# Records to use start
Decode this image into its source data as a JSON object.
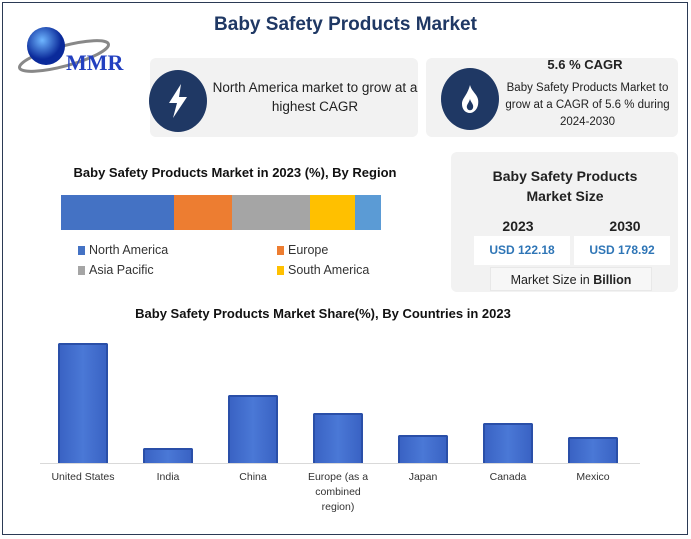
{
  "title": "Baby Safety Products Market",
  "logo": {
    "text": "MMR"
  },
  "highlights": [
    {
      "icon": "lightning-icon",
      "text": "North America market to grow at a highest CAGR"
    },
    {
      "icon": "flame-icon",
      "heading": "5.6 % CAGR",
      "text": "Baby Safety Products Market to grow at a CAGR of 5.6 % during 2024-2030"
    }
  ],
  "market_size": {
    "title": "Baby Safety Products Market Size",
    "years": [
      "2023",
      "2030"
    ],
    "values": [
      "USD 122.18",
      "USD 178.92"
    ],
    "note_prefix": "Market Size in ",
    "note_bold": "Billion"
  },
  "colors": {
    "primary": "#1f3864",
    "accent": "#2e75b6"
  },
  "chart_data": [
    {
      "type": "bar",
      "stacked": true,
      "orientation": "horizontal",
      "title": "Baby Safety Products Market in 2023 (%), By Region",
      "series": [
        {
          "name": "North America",
          "values": [
            35
          ],
          "color": "#4472c4"
        },
        {
          "name": "Europe",
          "values": [
            18
          ],
          "color": "#ed7d31"
        },
        {
          "name": "Asia Pacific",
          "values": [
            24
          ],
          "color": "#a5a5a5"
        },
        {
          "name": "South America",
          "values": [
            14
          ],
          "color": "#ffc000"
        },
        {
          "values": [
            8
          ],
          "color": "#5b9bd5"
        }
      ],
      "legend": "bottom"
    },
    {
      "type": "bar",
      "title": "Baby Safety Products Market Share(%), By Countries in 2023",
      "categories": [
        "United States",
        "India",
        "China",
        "Europe (as a combined region)",
        "Japan",
        "Canada",
        "Mexico"
      ],
      "values": [
        31,
        4,
        17.5,
        12.8,
        7.3,
        10.3,
        6.8
      ],
      "ylim": [
        0,
        32
      ],
      "grid": false,
      "color": "#4472c4"
    }
  ]
}
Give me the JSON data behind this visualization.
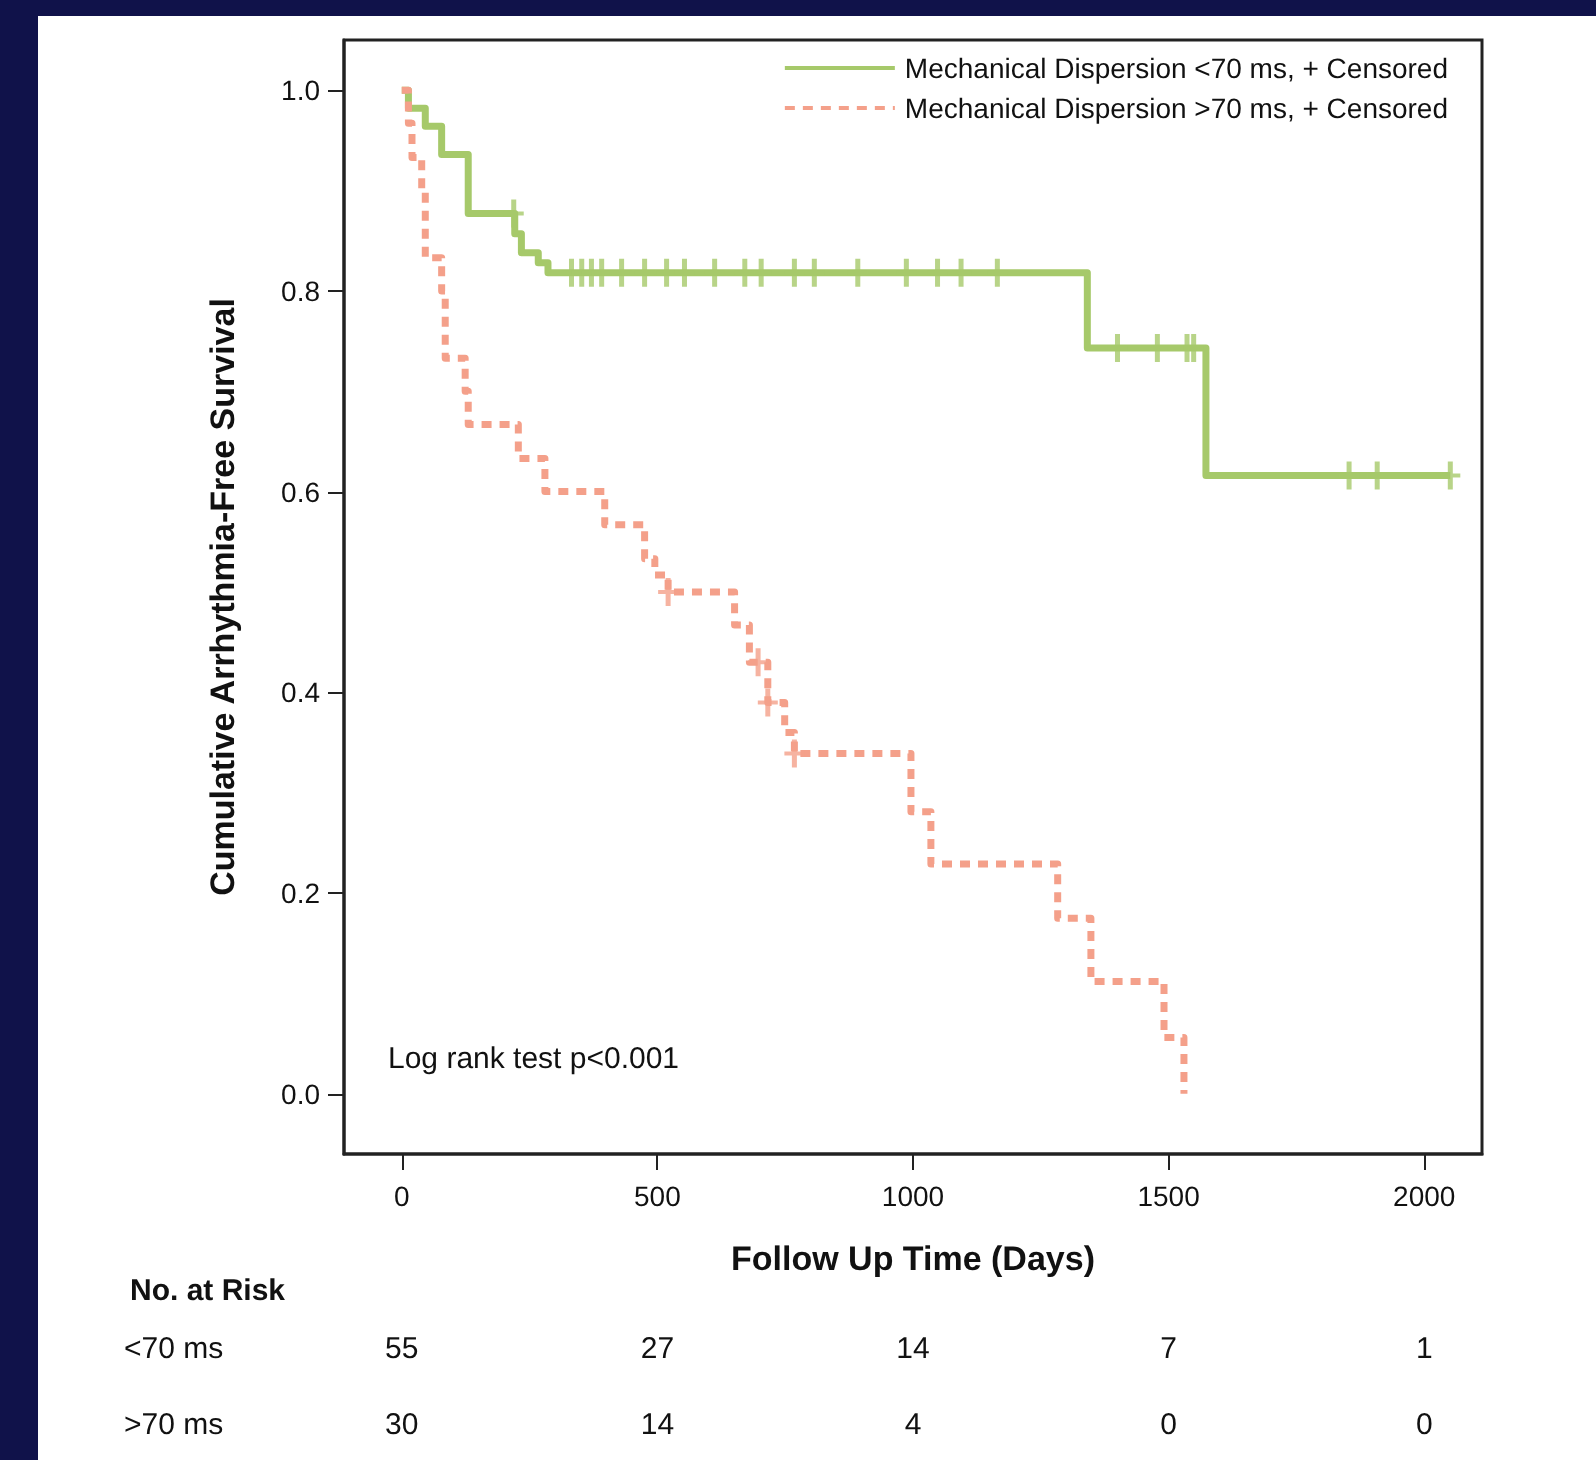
# Records to use end
▶ What to do
Extract all lines from the material above that include the word "America".

▶ Solution to the exercise
      "text": "North America market to grow at a highest CAGR"
          "name": "North America",
          "name": "South America",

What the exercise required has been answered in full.